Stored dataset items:
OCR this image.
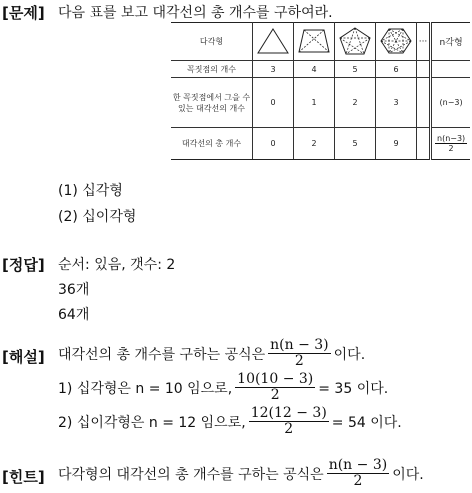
[문제] 다음 표를 보고 대각선의 총 개수를 구하여라.
다각형					···	n각형
꼭짓점의 개수	3	4	5	6		
한 꼭짓점에서 그을 수 있는 대각선의 개수	0	1	2	3		(n−3)
대각선의 총 개수	0	2	5	9		$\frac{n(n-3)}{2}$
(1) 십각형
(2) 십이각형
[정답] 순서: 있음, 갯수: 2
36개
64개
[해설] 대각선의 총 개수를 구하는 공식은 $\frac{n(n - 3)}{2}$ 이다.
1) 십각형은 n = 10 임으로, $\frac{10(10 - 3)}{2} = 35$ 이다.
2) 십이각형은 n = 12 임으로, $\frac{12(12 - 3)}{2} = 54$ 이다.
[힌트] 다각형의 대각선의 총 개수를 구하는 공식은 $\frac{n(n - 3)}{2}$ 이다.
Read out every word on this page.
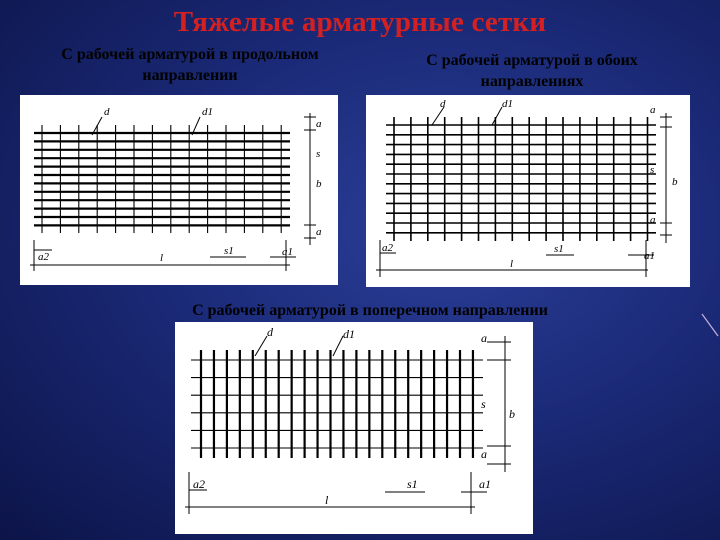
Тяжелые арматурные сетки
С рабочей арматурой в продольном направлении
С рабочей арматурой в обоих направлениях
С рабочей арматурой в поперечном направлении
d	d1
a
s
b
a
a2	l
s1	a1
d	d1	a
s
b
a
a2
l
s1
a1
d	d1	a
s
b
a
a2
l
s1	a1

- EXERCISE DESCRIPTION -
Copy the whole of the material above exactly, but not its images.

- RESPONSE TO THIS TASK -
OCR this image.
[문제] 다음 표를 보고 대각선의 총 개수를 구하여라.
다각형					···	n각형
꼭짓점의 개수	3	4	5	6		
한 꼭짓점에서 그을 수 있는 대각선의 개수	0	1	2	3		(n−3)
대각선의 총 개수	0	2	5	9		$\frac{n(n-3)}{2}$
(1) 십각형
(2) 십이각형
[정답] 순서: 있음, 갯수: 2
36개
64개
[해설] 대각선의 총 개수를 구하는 공식은 $\frac{n(n - 3)}{2}$ 이다.
1) 십각형은 n = 10 임으로, $\frac{10(10 - 3)}{2} = 35$ 이다.
2) 십이각형은 n = 12 임으로, $\frac{12(12 - 3)}{2} = 54$ 이다.
[힌트] 다각형의 대각선의 총 개수를 구하는 공식은 $\frac{n(n - 3)}{2}$ 이다.
Read out every word on this page.
Тяжелые арматурные сетки
С рабочей арматурой в продольном направлении
С рабочей арматурой в обоих направлениях
С рабочей арматурой в поперечном направлении
d	d1
a
s
b
a
a2	l
s1	a1
d	d1	a
s
b
a
a2
l
s1
a1
d	d1	a
s
b
a
a2
l
s1	a1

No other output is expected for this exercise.